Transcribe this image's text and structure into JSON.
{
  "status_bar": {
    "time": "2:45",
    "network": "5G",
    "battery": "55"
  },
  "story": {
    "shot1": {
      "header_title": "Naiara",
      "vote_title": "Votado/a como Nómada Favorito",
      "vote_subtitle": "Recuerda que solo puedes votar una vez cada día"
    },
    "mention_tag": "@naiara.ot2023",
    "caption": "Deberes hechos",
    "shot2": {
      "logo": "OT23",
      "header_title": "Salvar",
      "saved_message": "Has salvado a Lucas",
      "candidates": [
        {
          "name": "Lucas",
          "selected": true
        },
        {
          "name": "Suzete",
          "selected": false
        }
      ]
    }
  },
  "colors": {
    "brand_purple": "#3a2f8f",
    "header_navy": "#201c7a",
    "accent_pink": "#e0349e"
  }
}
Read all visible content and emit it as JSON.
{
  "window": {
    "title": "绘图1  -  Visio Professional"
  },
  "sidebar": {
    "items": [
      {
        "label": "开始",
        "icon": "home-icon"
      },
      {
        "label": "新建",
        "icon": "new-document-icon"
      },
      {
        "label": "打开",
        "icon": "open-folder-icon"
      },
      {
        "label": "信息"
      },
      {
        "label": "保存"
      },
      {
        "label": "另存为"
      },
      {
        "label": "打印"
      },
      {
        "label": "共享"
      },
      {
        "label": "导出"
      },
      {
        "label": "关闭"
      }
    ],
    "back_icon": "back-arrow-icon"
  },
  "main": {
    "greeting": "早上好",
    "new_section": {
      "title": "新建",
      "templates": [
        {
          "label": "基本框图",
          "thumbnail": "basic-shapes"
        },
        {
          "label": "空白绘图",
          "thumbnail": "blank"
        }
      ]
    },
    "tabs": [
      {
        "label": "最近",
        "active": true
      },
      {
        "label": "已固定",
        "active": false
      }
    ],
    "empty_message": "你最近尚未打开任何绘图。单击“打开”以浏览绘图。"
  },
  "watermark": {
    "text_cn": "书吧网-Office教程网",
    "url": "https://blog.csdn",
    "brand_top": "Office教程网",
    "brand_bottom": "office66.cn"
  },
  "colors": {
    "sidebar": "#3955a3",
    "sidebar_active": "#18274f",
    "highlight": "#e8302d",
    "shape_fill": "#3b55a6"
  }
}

(Work instructions)
Using the records above, copy every line that has the word "Office教程网" in it.

(Exercise output)
    "text_cn": "书吧网-Office教程网",
    "brand_top": "Office教程网",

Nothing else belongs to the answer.